== To do ==
Could you copy every line from the material below in which "value" appears?

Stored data
━━━

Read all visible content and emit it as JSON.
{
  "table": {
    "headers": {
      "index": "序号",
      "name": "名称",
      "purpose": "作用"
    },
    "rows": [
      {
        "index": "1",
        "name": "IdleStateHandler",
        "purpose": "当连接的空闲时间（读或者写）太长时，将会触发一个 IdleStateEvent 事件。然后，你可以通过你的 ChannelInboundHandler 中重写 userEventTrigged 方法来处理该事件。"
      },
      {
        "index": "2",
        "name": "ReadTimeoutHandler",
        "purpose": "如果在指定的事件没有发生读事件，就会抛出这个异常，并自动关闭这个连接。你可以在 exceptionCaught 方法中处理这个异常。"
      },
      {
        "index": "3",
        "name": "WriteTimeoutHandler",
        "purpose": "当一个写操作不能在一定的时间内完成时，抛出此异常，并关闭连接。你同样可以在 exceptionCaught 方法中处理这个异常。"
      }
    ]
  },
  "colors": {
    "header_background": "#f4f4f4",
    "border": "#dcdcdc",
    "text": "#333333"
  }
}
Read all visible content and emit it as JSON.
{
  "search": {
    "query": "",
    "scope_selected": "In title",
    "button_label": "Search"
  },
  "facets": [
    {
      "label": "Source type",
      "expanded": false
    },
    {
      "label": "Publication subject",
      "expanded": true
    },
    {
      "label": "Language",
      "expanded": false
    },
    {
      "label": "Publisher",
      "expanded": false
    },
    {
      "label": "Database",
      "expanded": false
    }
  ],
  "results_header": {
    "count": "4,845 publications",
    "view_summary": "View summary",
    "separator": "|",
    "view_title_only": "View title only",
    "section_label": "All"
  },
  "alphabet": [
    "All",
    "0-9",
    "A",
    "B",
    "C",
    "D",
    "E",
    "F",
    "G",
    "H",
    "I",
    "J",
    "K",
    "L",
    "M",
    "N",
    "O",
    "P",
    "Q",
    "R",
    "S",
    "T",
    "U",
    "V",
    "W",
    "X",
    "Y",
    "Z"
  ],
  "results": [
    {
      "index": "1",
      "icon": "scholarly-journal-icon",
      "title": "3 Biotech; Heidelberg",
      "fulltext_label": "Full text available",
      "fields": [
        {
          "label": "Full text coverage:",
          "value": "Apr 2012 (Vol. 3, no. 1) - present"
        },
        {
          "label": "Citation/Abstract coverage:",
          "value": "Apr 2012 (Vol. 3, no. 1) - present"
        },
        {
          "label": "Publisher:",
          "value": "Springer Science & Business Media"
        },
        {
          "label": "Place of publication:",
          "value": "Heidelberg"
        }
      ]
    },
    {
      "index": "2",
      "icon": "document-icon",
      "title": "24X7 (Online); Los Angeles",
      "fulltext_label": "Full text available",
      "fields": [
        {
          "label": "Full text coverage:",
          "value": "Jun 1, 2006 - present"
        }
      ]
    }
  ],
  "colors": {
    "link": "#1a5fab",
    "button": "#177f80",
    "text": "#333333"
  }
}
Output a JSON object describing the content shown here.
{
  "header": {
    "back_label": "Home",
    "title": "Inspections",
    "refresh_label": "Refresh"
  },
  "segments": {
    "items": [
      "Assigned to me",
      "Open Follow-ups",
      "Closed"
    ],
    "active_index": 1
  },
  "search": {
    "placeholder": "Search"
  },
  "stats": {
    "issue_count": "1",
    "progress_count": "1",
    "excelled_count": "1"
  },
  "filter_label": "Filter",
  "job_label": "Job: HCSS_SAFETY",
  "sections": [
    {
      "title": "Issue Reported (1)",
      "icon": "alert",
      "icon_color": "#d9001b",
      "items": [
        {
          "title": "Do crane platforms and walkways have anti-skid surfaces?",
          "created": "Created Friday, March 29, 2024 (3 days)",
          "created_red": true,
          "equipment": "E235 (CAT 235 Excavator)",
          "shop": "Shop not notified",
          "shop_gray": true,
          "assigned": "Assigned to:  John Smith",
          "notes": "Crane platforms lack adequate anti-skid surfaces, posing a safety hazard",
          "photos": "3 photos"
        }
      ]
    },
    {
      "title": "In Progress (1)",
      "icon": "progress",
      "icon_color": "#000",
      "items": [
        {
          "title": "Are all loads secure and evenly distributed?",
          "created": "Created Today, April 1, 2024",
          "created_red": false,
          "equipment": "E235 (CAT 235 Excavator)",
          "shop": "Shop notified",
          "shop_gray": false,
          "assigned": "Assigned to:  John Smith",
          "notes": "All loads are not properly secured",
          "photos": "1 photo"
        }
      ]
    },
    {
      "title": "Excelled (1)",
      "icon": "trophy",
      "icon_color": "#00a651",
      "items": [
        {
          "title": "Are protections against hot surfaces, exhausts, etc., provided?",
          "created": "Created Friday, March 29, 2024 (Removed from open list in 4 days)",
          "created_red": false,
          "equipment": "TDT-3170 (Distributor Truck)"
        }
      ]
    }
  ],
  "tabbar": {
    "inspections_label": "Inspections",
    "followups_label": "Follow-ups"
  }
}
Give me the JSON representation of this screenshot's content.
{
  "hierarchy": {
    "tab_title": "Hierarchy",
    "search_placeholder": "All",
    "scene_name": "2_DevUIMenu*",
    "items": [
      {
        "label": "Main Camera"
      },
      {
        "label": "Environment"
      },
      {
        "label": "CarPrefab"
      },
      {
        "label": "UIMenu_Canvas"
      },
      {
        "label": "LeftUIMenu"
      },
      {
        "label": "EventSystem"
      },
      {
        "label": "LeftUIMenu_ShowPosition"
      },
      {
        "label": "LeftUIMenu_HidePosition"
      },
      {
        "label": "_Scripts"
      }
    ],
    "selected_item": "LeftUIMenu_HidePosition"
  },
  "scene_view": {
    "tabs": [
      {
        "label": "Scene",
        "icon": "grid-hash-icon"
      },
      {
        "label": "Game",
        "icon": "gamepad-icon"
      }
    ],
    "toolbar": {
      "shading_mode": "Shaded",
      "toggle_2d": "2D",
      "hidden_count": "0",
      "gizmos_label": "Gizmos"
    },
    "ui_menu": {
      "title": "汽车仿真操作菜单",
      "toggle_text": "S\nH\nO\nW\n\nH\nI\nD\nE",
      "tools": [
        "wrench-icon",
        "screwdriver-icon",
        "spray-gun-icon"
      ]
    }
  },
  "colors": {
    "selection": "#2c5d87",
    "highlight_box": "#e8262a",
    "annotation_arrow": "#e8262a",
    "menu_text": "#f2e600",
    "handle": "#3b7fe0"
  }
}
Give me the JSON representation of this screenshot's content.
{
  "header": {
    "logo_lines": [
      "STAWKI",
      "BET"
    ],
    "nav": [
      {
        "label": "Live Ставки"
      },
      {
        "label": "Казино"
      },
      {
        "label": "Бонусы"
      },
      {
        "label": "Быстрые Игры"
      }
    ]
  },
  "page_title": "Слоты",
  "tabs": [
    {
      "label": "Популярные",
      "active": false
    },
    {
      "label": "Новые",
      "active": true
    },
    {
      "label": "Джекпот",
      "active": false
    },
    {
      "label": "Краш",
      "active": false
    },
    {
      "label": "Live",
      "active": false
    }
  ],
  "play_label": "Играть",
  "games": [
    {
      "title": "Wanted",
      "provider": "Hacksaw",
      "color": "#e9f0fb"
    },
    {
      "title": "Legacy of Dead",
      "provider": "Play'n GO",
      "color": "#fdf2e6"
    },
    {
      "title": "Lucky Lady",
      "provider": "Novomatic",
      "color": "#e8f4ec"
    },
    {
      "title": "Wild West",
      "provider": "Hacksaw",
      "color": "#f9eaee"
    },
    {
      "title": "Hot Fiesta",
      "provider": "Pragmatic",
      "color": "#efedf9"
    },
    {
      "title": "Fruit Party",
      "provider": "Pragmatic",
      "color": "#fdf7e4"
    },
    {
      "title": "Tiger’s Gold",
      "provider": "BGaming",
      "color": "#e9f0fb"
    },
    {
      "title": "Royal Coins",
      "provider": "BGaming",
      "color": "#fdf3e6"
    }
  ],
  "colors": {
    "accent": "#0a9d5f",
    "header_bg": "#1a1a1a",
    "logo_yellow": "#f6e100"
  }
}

━━━

== The result ==
          "value": "Apr 2012 (Vol. 3, no. 1) - present"
          "value": "Apr 2012 (Vol. 3, no. 1) - present"
          "value": "Springer Science & Business Media"
          "value": "Heidelberg"
          "value": "Jun 1, 2006 - present"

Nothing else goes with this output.